Aim of the exercise = Exclude images, then output the remaining data verbatim.

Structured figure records

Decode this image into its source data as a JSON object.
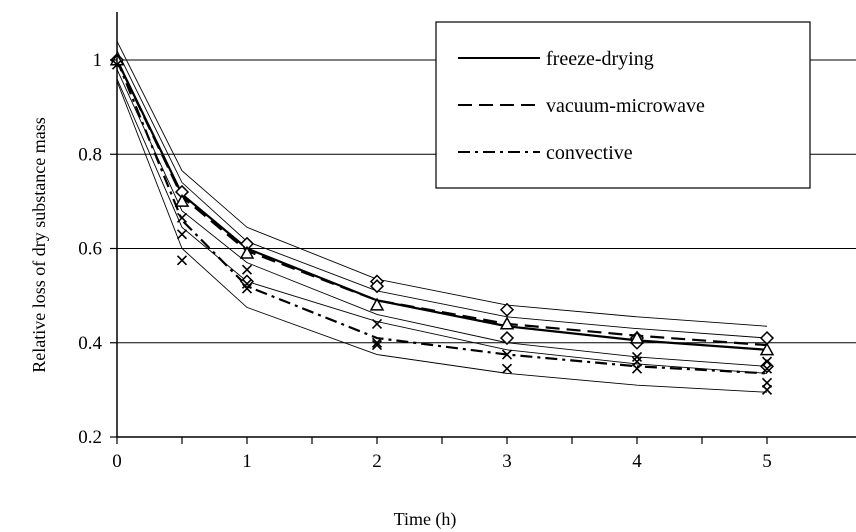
{
  "chart_data": {
    "type": "line",
    "title": "",
    "xlabel": "Time (h)",
    "ylabel": "Relative loss of dry substance mass",
    "xlim": [
      0,
      5.35
    ],
    "ylim": [
      0.2,
      1.1
    ],
    "x_ticks": [
      0,
      1,
      2,
      3,
      4,
      5
    ],
    "y_ticks": [
      0.2,
      0.4,
      0.6,
      0.8,
      1
    ],
    "x_tick_labels": [
      "0",
      "1",
      "2",
      "3",
      "4",
      "5"
    ],
    "y_tick_labels": [
      "0.2",
      "0.4",
      "0.6",
      "0.8",
      "1"
    ],
    "grid": "horizontal",
    "legend_position": "top-right",
    "x": [
      0,
      0.5,
      1,
      2,
      3,
      4,
      5
    ],
    "series": [
      {
        "name": "freeze-drying",
        "style": "solid",
        "values": [
          1.0,
          0.715,
          0.6,
          0.49,
          0.435,
          0.405,
          0.385
        ]
      },
      {
        "name": "vacuum-microwave",
        "style": "dashed",
        "values": [
          1.0,
          0.71,
          0.595,
          0.49,
          0.44,
          0.415,
          0.395
        ]
      },
      {
        "name": "convective",
        "style": "dashdot",
        "values": [
          1.0,
          0.66,
          0.52,
          0.41,
          0.375,
          0.35,
          0.335
        ]
      }
    ],
    "bounds": [
      [
        1.04,
        0.765,
        0.645,
        0.535,
        0.48,
        0.455,
        0.435
      ],
      [
        1.02,
        0.74,
        0.615,
        0.51,
        0.455,
        0.43,
        0.41
      ],
      [
        0.98,
        0.68,
        0.57,
        0.46,
        0.4,
        0.37,
        0.35
      ],
      [
        0.96,
        0.645,
        0.53,
        0.445,
        0.385,
        0.355,
        0.335
      ],
      [
        0.955,
        0.6,
        0.475,
        0.375,
        0.335,
        0.31,
        0.295
      ]
    ],
    "markers": {
      "diamond": [
        [
          0,
          1.0
        ],
        [
          0.5,
          0.72
        ],
        [
          1,
          0.61
        ],
        [
          2,
          0.53
        ],
        [
          3,
          0.47
        ],
        [
          4,
          0.41
        ],
        [
          5,
          0.41
        ],
        [
          3,
          0.41
        ],
        [
          4,
          0.4
        ],
        [
          5,
          0.35
        ],
        [
          2,
          0.52
        ],
        [
          1,
          0.53
        ]
      ],
      "triangle": [
        [
          0,
          1.0
        ],
        [
          0.5,
          0.7
        ],
        [
          1,
          0.59
        ],
        [
          2,
          0.48
        ],
        [
          3,
          0.44
        ],
        [
          4,
          0.41
        ],
        [
          5,
          0.385
        ]
      ],
      "x": [
        [
          0,
          0.99
        ],
        [
          0.5,
          0.575
        ],
        [
          0.5,
          0.63
        ],
        [
          0.5,
          0.665
        ],
        [
          1,
          0.515
        ],
        [
          1,
          0.525
        ],
        [
          1,
          0.555
        ],
        [
          2,
          0.395
        ],
        [
          2,
          0.4
        ],
        [
          2,
          0.44
        ],
        [
          3,
          0.345
        ],
        [
          3,
          0.375
        ],
        [
          4,
          0.345
        ],
        [
          4,
          0.36
        ],
        [
          4,
          0.37
        ],
        [
          5,
          0.3
        ],
        [
          5,
          0.315
        ],
        [
          5,
          0.345
        ],
        [
          5,
          0.36
        ]
      ]
    }
  },
  "legend": {
    "items": [
      {
        "label": "freeze-drying",
        "style": "solid"
      },
      {
        "label": "vacuum-microwave",
        "style": "dashed"
      },
      {
        "label": "convective",
        "style": "dashdot"
      }
    ]
  }
}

Exercise output =
Decode this image into its source data as a JSON object.
{
  "chart_data": {
    "type": "line",
    "title": "",
    "xlabel": "Time (h)",
    "ylabel": "Relative loss of dry substance mass",
    "xlim": [
      0,
      5.35
    ],
    "ylim": [
      0.2,
      1.1
    ],
    "x_ticks": [
      0,
      1,
      2,
      3,
      4,
      5
    ],
    "y_ticks": [
      0.2,
      0.4,
      0.6,
      0.8,
      1
    ],
    "x_tick_labels": [
      "0",
      "1",
      "2",
      "3",
      "4",
      "5"
    ],
    "y_tick_labels": [
      "0.2",
      "0.4",
      "0.6",
      "0.8",
      "1"
    ],
    "grid": "horizontal",
    "legend_position": "top-right",
    "x": [
      0,
      0.5,
      1,
      2,
      3,
      4,
      5
    ],
    "series": [
      {
        "name": "freeze-drying",
        "style": "solid",
        "values": [
          1.0,
          0.715,
          0.6,
          0.49,
          0.435,
          0.405,
          0.385
        ]
      },
      {
        "name": "vacuum-microwave",
        "style": "dashed",
        "values": [
          1.0,
          0.71,
          0.595,
          0.49,
          0.44,
          0.415,
          0.395
        ]
      },
      {
        "name": "convective",
        "style": "dashdot",
        "values": [
          1.0,
          0.66,
          0.52,
          0.41,
          0.375,
          0.35,
          0.335
        ]
      }
    ],
    "bounds": [
      [
        1.04,
        0.765,
        0.645,
        0.535,
        0.48,
        0.455,
        0.435
      ],
      [
        1.02,
        0.74,
        0.615,
        0.51,
        0.455,
        0.43,
        0.41
      ],
      [
        0.98,
        0.68,
        0.57,
        0.46,
        0.4,
        0.37,
        0.35
      ],
      [
        0.96,
        0.645,
        0.53,
        0.445,
        0.385,
        0.355,
        0.335
      ],
      [
        0.955,
        0.6,
        0.475,
        0.375,
        0.335,
        0.31,
        0.295
      ]
    ],
    "markers": {
      "diamond": [
        [
          0,
          1.0
        ],
        [
          0.5,
          0.72
        ],
        [
          1,
          0.61
        ],
        [
          2,
          0.53
        ],
        [
          3,
          0.47
        ],
        [
          4,
          0.41
        ],
        [
          5,
          0.41
        ],
        [
          3,
          0.41
        ],
        [
          4,
          0.4
        ],
        [
          5,
          0.35
        ],
        [
          2,
          0.52
        ],
        [
          1,
          0.53
        ]
      ],
      "triangle": [
        [
          0,
          1.0
        ],
        [
          0.5,
          0.7
        ],
        [
          1,
          0.59
        ],
        [
          2,
          0.48
        ],
        [
          3,
          0.44
        ],
        [
          4,
          0.41
        ],
        [
          5,
          0.385
        ]
      ],
      "x": [
        [
          0,
          0.99
        ],
        [
          0.5,
          0.575
        ],
        [
          0.5,
          0.63
        ],
        [
          0.5,
          0.665
        ],
        [
          1,
          0.515
        ],
        [
          1,
          0.525
        ],
        [
          1,
          0.555
        ],
        [
          2,
          0.395
        ],
        [
          2,
          0.4
        ],
        [
          2,
          0.44
        ],
        [
          3,
          0.345
        ],
        [
          3,
          0.375
        ],
        [
          4,
          0.345
        ],
        [
          4,
          0.36
        ],
        [
          4,
          0.37
        ],
        [
          5,
          0.3
        ],
        [
          5,
          0.315
        ],
        [
          5,
          0.345
        ],
        [
          5,
          0.36
        ]
      ]
    }
  },
  "legend": {
    "items": [
      {
        "label": "freeze-drying",
        "style": "solid"
      },
      {
        "label": "vacuum-microwave",
        "style": "dashed"
      },
      {
        "label": "convective",
        "style": "dashdot"
      }
    ]
  }
}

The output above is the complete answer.